**What is needed:** Copy out each line that mentions the word "diff".

**Extracted material:**
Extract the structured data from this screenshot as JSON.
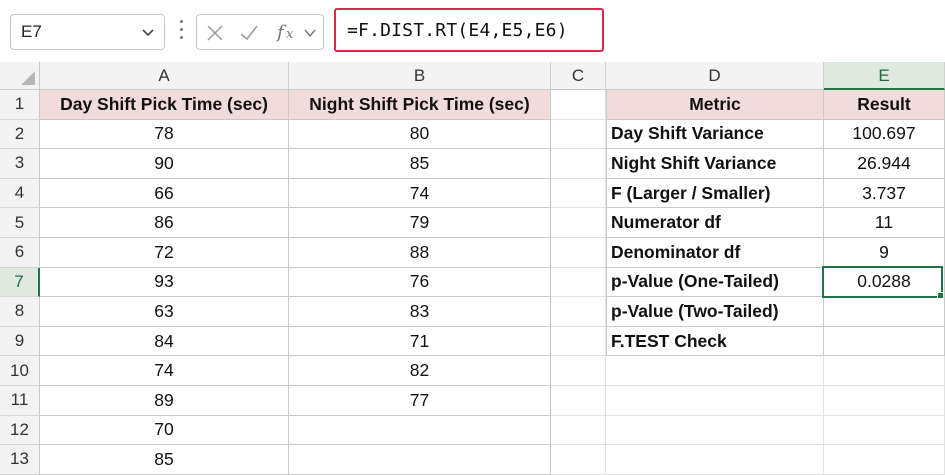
{
  "namebox": {
    "value": "E7"
  },
  "formula_bar": {
    "formula": "=F.DIST.RT(E4,E5,E6)"
  },
  "icons": {
    "namebox_dropdown": "chevron-down-icon",
    "cancel": "cross-icon",
    "enter": "check-icon",
    "function": "fx-icon",
    "formula_expand": "chevron-down-icon",
    "select_all": "triangle-icon"
  },
  "colors": {
    "header_fill": "#f2dcdb",
    "selection": "#217346",
    "formula_highlight": "#d8284b"
  },
  "columns": [
    "A",
    "B",
    "C",
    "D",
    "E"
  ],
  "rows": [
    "1",
    "2",
    "3",
    "4",
    "5",
    "6",
    "7",
    "8",
    "9",
    "10",
    "11",
    "12",
    "13"
  ],
  "selected": {
    "column": "E",
    "row": "7"
  },
  "sheet": {
    "a_header": "Day Shift Pick Time (sec)",
    "b_header": "Night Shift Pick Time (sec)",
    "day_shift": [
      "78",
      "90",
      "66",
      "86",
      "72",
      "93",
      "63",
      "84",
      "74",
      "89",
      "70",
      "85"
    ],
    "night_shift": [
      "80",
      "85",
      "74",
      "79",
      "88",
      "76",
      "83",
      "71",
      "82",
      "77"
    ],
    "metric_table": {
      "headers": [
        "Metric",
        "Result"
      ],
      "rows": [
        {
          "metric": "Day Shift Variance",
          "result": "100.697"
        },
        {
          "metric": "Night Shift Variance",
          "result": "26.944"
        },
        {
          "metric": "F (Larger / Smaller)",
          "result": "3.737"
        },
        {
          "metric": "Numerator df",
          "result": "11"
        },
        {
          "metric": "Denominator df",
          "result": "9"
        },
        {
          "metric": "p-Value (One-Tailed)",
          "result": "0.0288"
        },
        {
          "metric": "p-Value (Two-Tailed)",
          "result": ""
        },
        {
          "metric": "F.TEST Check",
          "result": ""
        }
      ]
    }
  }
}
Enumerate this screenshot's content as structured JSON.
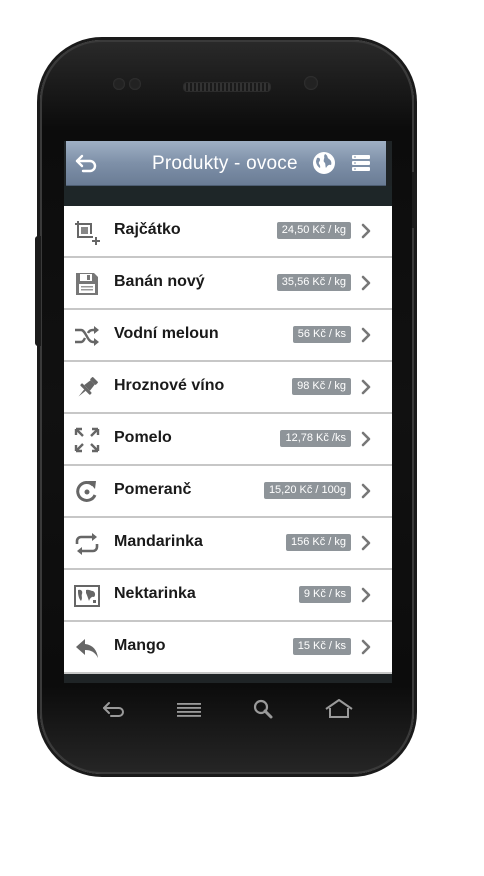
{
  "header": {
    "title": "Produkty - ovoce",
    "back_icon": "back-arrow-icon",
    "globe_icon": "globe-icon",
    "menu_icon": "menu-icon",
    "color": "#7e90a8"
  },
  "products": [
    {
      "name": "Rajčátko",
      "price": "24,50 Kč / kg",
      "icon": "crop-add-icon"
    },
    {
      "name": "Banán nový",
      "price": "35,56 Kč / kg",
      "icon": "save-icon"
    },
    {
      "name": "Vodní meloun",
      "price": "56 Kč / ks",
      "icon": "shuffle-icon"
    },
    {
      "name": "Hroznové víno",
      "price": "98 Kč / kg",
      "icon": "pin-icon"
    },
    {
      "name": "Pomelo",
      "price": "12,78 Kč /ks",
      "icon": "expand-icon"
    },
    {
      "name": "Pomeranč",
      "price": "15,20 Kč / 100g",
      "icon": "refresh-icon"
    },
    {
      "name": "Mandarinka",
      "price": "156 Kč / kg",
      "icon": "repeat-icon"
    },
    {
      "name": "Nektarinka",
      "price": "9 Kč / ks",
      "icon": "map-icon"
    },
    {
      "name": "Mango",
      "price": "15 Kč / ks",
      "icon": "reply-icon"
    }
  ],
  "navbar": {
    "icons": [
      "back-icon",
      "menu-icon",
      "search-icon",
      "home-icon"
    ]
  },
  "colors": {
    "price_badge": "#8e9499",
    "row_divider": "#c7c7c7"
  }
}
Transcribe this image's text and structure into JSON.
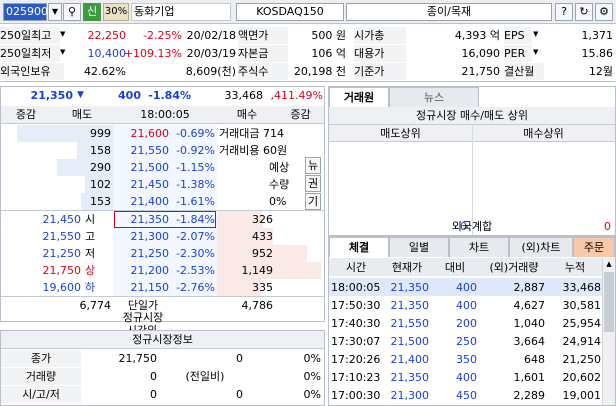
{
  "toolbar": {
    "code": "025900",
    "badge_sin": "신",
    "badge_pct": "30%",
    "name": "동화기업",
    "market": "KOSDAQ150",
    "sector": "종이/목재"
  },
  "info": {
    "row1": {
      "l1": "250일최고",
      "v1": "22,250",
      "p1": "-2.25%",
      "d1": "20/02/18",
      "l2": "액면가",
      "v2": "500 원",
      "l3": "시가총",
      "v3": "4,393 억",
      "l4": "EPS",
      "v4": "1,371"
    },
    "row2": {
      "l1": "250일최저",
      "v1": "10,400",
      "p1": "+109.13%",
      "d1": "20/03/19",
      "l2": "자본금",
      "v2": "106 억",
      "l3": "대용가",
      "v3": "16,090",
      "l4": "PER",
      "v4": "15.86"
    },
    "row3": {
      "l1": "외국인보유",
      "v1": "42.62%",
      "v1b": "8,609(천)",
      "l2": "주식수",
      "v2": "20,198 천",
      "l3": "기준가",
      "v3": "21,750",
      "l4": "결산월",
      "v4": "12월"
    }
  },
  "quote": {
    "price": "21,350",
    "arrow": "▼",
    "change": "400",
    "rate": "-1.84%",
    "volume": "33,468",
    "vol_rate": ",411.49%"
  },
  "orderbook": {
    "headers": [
      "증감",
      "매도",
      "18:00:05",
      "매수",
      "증감"
    ],
    "asks": [
      {
        "qty": "999",
        "price": "21,600",
        "rate": "-0.69%"
      },
      {
        "qty": "158",
        "price": "21,550",
        "rate": "-0.92%"
      },
      {
        "qty": "290",
        "price": "21,500",
        "rate": "-1.15%"
      },
      {
        "qty": "102",
        "price": "21,450",
        "rate": "-1.38%"
      },
      {
        "qty": "153",
        "price": "21,400",
        "rate": "-1.61%"
      }
    ],
    "bids": [
      {
        "price": "21,350",
        "rate": "-1.84%",
        "qty": "326"
      },
      {
        "price": "21,300",
        "rate": "-2.07%",
        "qty": "433"
      },
      {
        "price": "21,250",
        "rate": "-2.30%",
        "qty": "952"
      },
      {
        "price": "21,200",
        "rate": "-2.53%",
        "qty": "1,149"
      },
      {
        "price": "21,150",
        "rate": "-2.76%",
        "qty": "335"
      }
    ],
    "side_info": {
      "amt_label": "거래대금",
      "amt": "714",
      "cost_label": "거래비용",
      "cost": "60원",
      "expect": "예상",
      "qty": "수량",
      "zero": "0%",
      "news": "뉴",
      "right": "권",
      "gi": "기"
    },
    "ohlc": [
      {
        "price": "21,450",
        "label": "시"
      },
      {
        "price": "21,550",
        "label": "고"
      },
      {
        "price": "21,250",
        "label": "저"
      },
      {
        "price": "21,750",
        "label": "상"
      },
      {
        "price": "19,600",
        "label": "하"
      }
    ],
    "total_ask": "6,774",
    "total_bid": "4,786",
    "single": "단일가",
    "regular": "정규시장",
    "after": "시간외"
  },
  "regular_info": {
    "title": "정규시장정보",
    "rows": [
      {
        "label": "종가",
        "v1": "21,750",
        "v2": "0",
        "v3": "0%"
      },
      {
        "label": "거래량",
        "v1": "0",
        "v2": "(전일비)",
        "v3": "0%"
      },
      {
        "label": "시/고/저",
        "v1": "0",
        "v2": "0",
        "v3": "0%"
      }
    ]
  },
  "broker": {
    "tab1": "거래원",
    "tab2": "뉴스",
    "title": "정규시장 매수/매도 상위",
    "col1": "매도상위",
    "col2": "매수상위",
    "left_total": "0",
    "mid_label": "외국계합",
    "right_total": "0"
  },
  "trades": {
    "tabs": [
      "체결",
      "일별",
      "차트",
      "(외)차트",
      "주문"
    ],
    "headers": [
      "시간",
      "현재가",
      "대비",
      "(외)거래량",
      "누적"
    ],
    "rows": [
      {
        "time": "18:00:05",
        "price": "21,350",
        "diff": "400",
        "vol": "2,887",
        "cum": "33,468"
      },
      {
        "time": "17:50:30",
        "price": "21,350",
        "diff": "400",
        "vol": "4,627",
        "cum": "30,581"
      },
      {
        "time": "17:40:30",
        "price": "21,550",
        "diff": "200",
        "vol": "1,040",
        "cum": "25,954"
      },
      {
        "time": "17:30:07",
        "price": "21,500",
        "diff": "250",
        "vol": "3,664",
        "cum": "24,914"
      },
      {
        "time": "17:20:26",
        "price": "21,400",
        "diff": "350",
        "vol": "648",
        "cum": "21,250"
      },
      {
        "time": "17:10:23",
        "price": "21,350",
        "diff": "400",
        "vol": "1,601",
        "cum": "20,602"
      },
      {
        "time": "17:00:30",
        "price": "21,300",
        "diff": "450",
        "vol": "2,289",
        "cum": "19,001"
      }
    ]
  },
  "colors": {
    "up": "#e0001b",
    "down": "#1a3fe0",
    "header_bg": "#eef0f4"
  }
}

**Worked solution:**
        "diff": "400",
        "diff": "400",
        "diff": "200",
        "diff": "250",
        "diff": "350",
        "diff": "400",
        "diff": "450",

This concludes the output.